### GOAL OF THE EXERCISE
Below are records. Copy every line with "zweifache" in it.

### SUPPLIED RECORDS
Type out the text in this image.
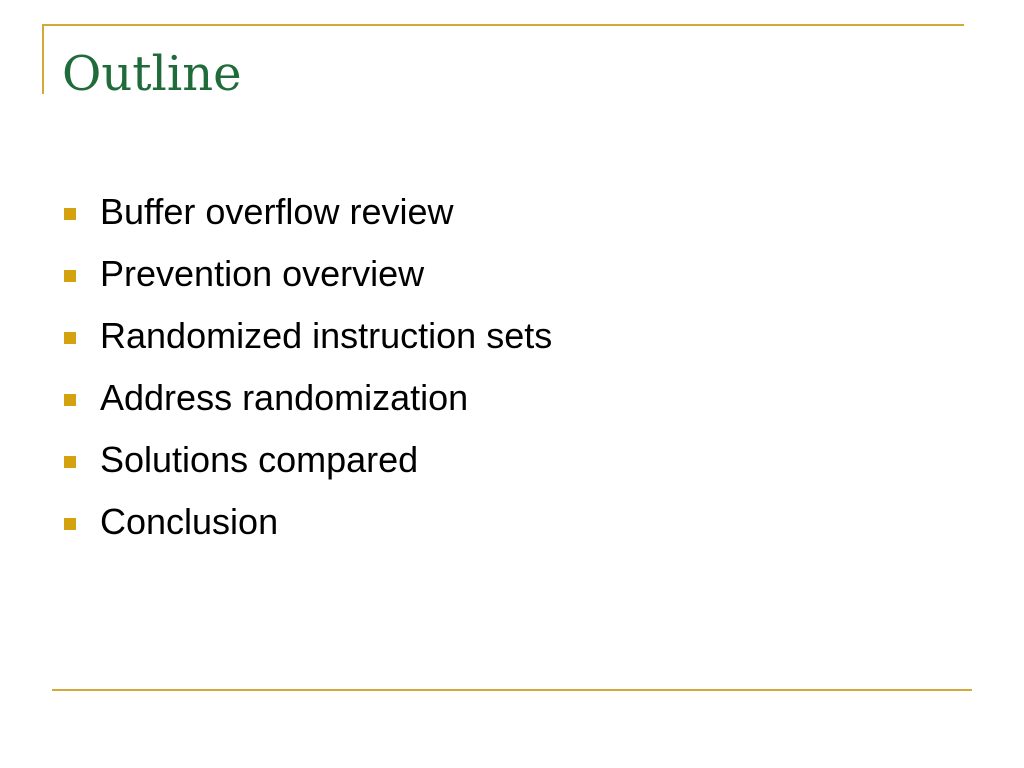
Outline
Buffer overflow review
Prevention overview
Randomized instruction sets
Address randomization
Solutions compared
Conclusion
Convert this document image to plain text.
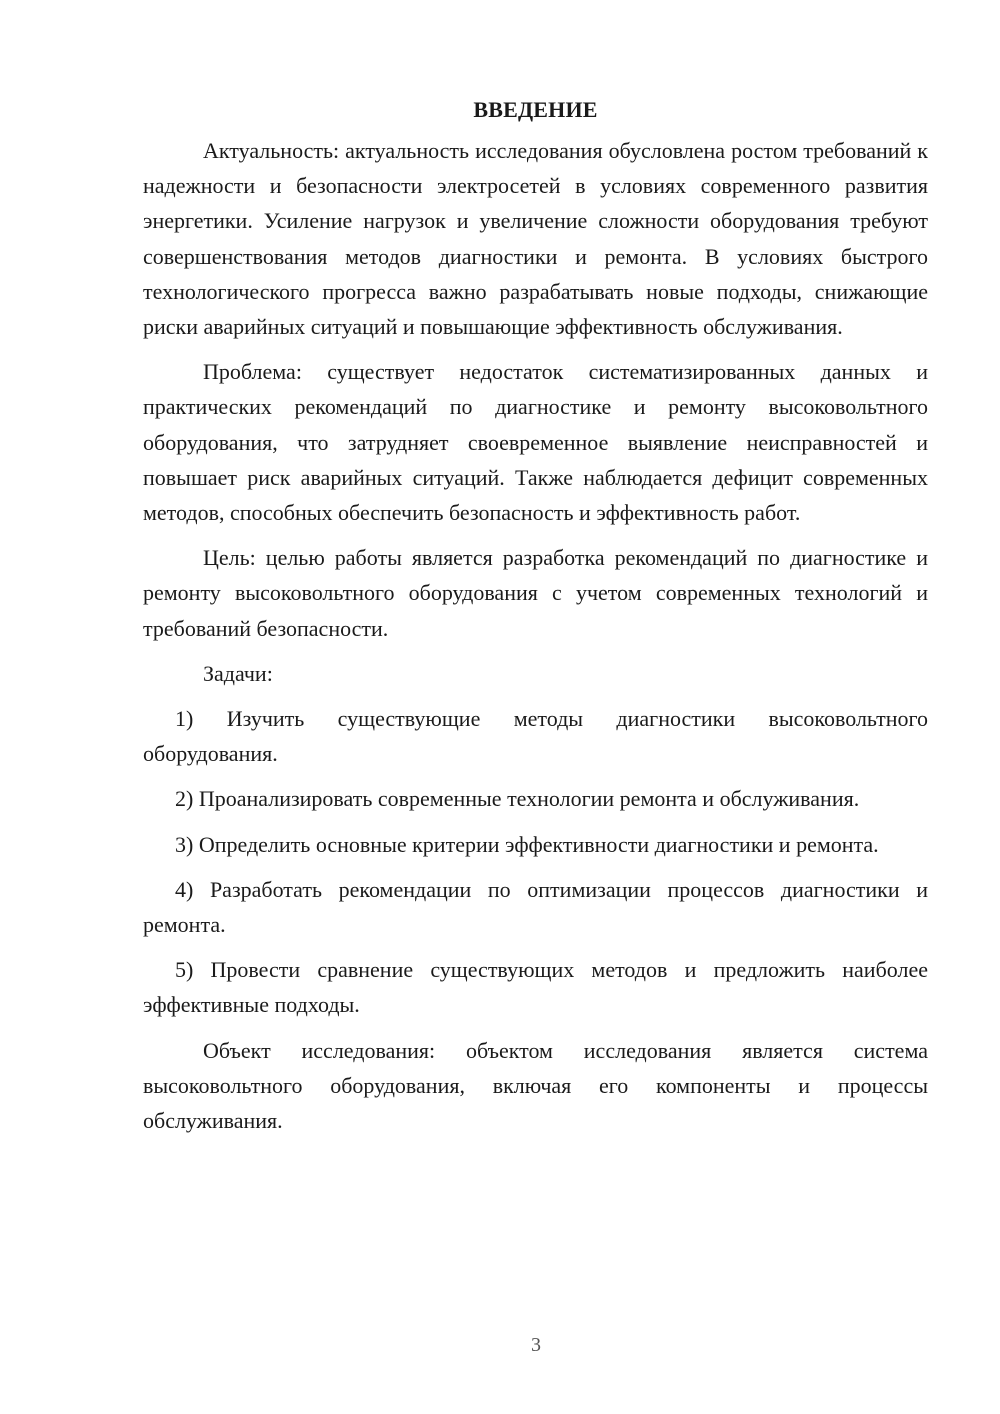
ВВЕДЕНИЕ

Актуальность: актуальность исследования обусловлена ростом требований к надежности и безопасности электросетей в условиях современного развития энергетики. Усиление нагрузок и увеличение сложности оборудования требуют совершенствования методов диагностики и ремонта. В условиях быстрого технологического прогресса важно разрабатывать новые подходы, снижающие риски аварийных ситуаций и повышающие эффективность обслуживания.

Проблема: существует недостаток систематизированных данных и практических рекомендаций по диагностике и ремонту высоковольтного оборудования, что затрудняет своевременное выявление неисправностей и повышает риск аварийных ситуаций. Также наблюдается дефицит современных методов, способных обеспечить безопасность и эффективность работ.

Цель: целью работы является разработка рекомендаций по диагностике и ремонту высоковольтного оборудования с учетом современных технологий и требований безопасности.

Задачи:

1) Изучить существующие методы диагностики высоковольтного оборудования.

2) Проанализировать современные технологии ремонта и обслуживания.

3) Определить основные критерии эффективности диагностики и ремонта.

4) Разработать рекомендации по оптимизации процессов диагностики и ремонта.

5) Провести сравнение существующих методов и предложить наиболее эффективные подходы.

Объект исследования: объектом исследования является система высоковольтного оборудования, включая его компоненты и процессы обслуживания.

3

* * *

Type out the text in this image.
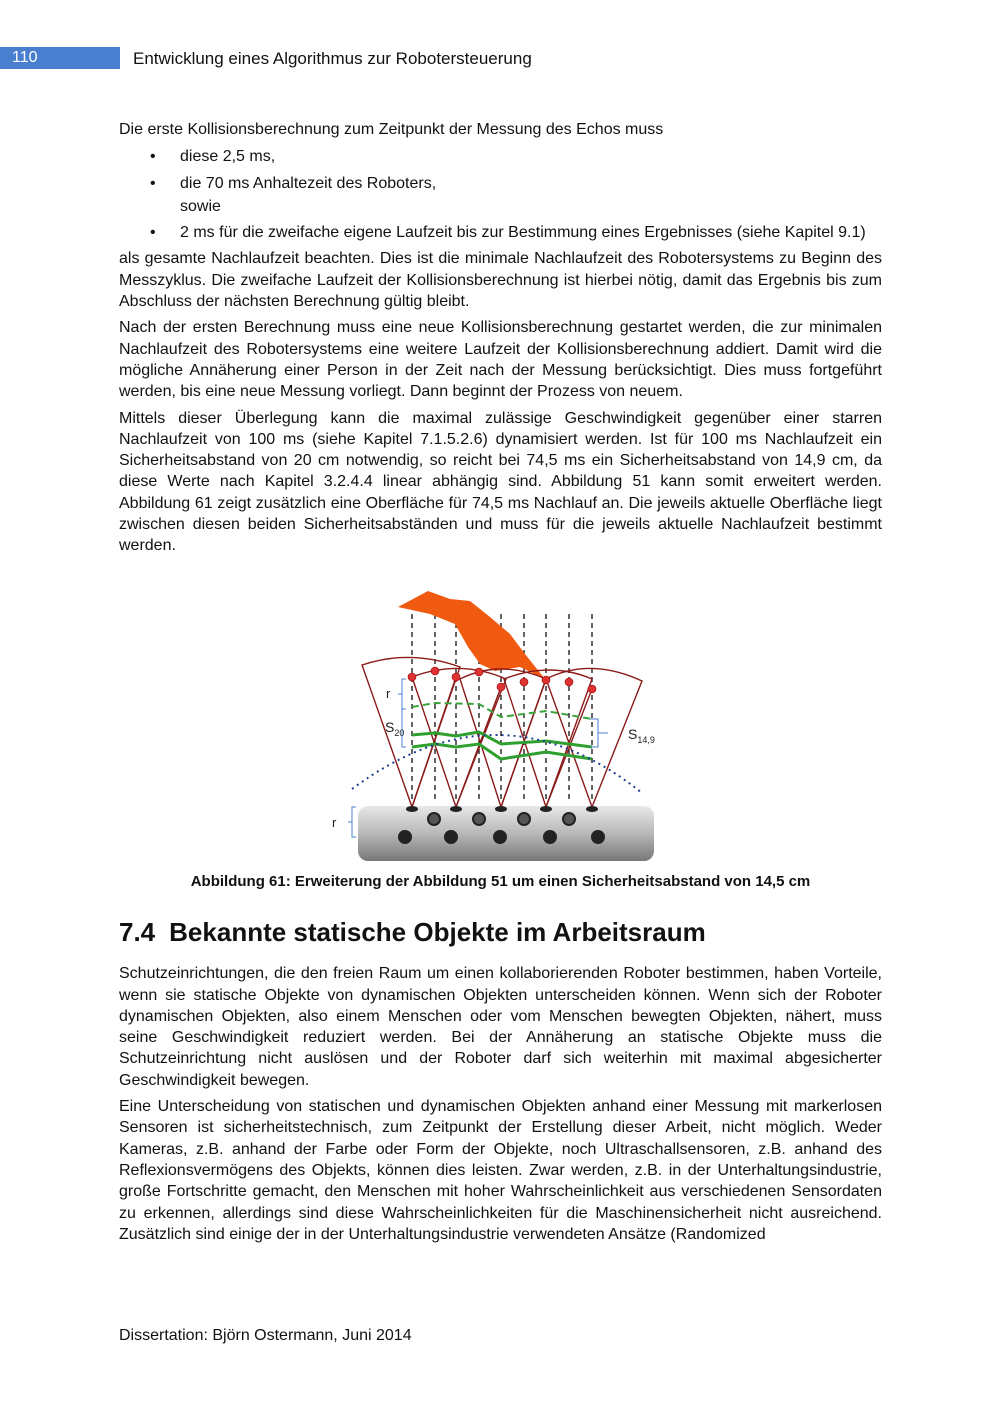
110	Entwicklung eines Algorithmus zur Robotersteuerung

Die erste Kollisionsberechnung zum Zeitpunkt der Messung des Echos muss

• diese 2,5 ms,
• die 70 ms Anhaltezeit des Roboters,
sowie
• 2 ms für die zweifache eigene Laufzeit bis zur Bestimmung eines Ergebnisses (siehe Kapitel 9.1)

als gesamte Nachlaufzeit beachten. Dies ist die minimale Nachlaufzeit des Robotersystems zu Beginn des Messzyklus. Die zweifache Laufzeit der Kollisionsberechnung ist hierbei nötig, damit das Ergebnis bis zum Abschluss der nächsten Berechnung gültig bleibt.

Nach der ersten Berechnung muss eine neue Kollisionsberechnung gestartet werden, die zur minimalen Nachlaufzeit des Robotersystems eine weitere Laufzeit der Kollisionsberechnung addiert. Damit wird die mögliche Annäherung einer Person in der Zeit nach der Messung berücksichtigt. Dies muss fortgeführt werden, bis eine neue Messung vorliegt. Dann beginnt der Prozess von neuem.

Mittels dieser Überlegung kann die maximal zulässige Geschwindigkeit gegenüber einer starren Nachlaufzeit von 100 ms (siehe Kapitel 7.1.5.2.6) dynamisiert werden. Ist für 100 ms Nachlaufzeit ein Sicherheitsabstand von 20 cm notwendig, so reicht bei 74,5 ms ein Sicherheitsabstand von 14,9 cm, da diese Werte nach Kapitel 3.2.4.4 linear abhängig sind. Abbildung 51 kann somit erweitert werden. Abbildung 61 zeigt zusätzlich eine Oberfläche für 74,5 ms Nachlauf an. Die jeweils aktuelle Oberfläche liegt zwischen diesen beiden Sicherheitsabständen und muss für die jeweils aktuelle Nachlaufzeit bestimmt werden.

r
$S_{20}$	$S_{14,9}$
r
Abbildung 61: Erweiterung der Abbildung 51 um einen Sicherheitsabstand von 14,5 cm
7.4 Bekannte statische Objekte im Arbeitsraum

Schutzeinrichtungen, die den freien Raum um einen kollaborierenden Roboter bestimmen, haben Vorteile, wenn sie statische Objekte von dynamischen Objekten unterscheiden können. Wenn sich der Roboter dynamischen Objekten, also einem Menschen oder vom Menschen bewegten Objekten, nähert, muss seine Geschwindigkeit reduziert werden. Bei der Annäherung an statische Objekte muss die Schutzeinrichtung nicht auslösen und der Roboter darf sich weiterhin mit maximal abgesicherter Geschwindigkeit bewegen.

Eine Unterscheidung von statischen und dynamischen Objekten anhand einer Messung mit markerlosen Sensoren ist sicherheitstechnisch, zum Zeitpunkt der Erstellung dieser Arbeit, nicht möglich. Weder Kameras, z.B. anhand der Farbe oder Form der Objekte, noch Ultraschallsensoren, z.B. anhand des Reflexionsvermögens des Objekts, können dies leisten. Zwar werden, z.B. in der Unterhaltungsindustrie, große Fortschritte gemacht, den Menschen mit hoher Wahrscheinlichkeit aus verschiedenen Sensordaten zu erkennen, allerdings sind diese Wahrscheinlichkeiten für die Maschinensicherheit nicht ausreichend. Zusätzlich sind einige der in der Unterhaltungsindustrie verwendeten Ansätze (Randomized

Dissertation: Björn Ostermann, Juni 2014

### SOLUTION FOR THIS TASK
• 2 ms für die zweifache eigene Laufzeit bis zur Bestimmung eines Ergebnisses (siehe Kapitel 9.1)
als gesamte Nachlaufzeit beachten. Dies ist die minimale Nachlaufzeit des Robotersystems zu Beginn des Messzyklus. Die zweifache Laufzeit der Kollisionsberechnung ist hierbei nötig, damit das Ergebnis bis zum Abschluss der nächsten Berechnung gültig bleibt.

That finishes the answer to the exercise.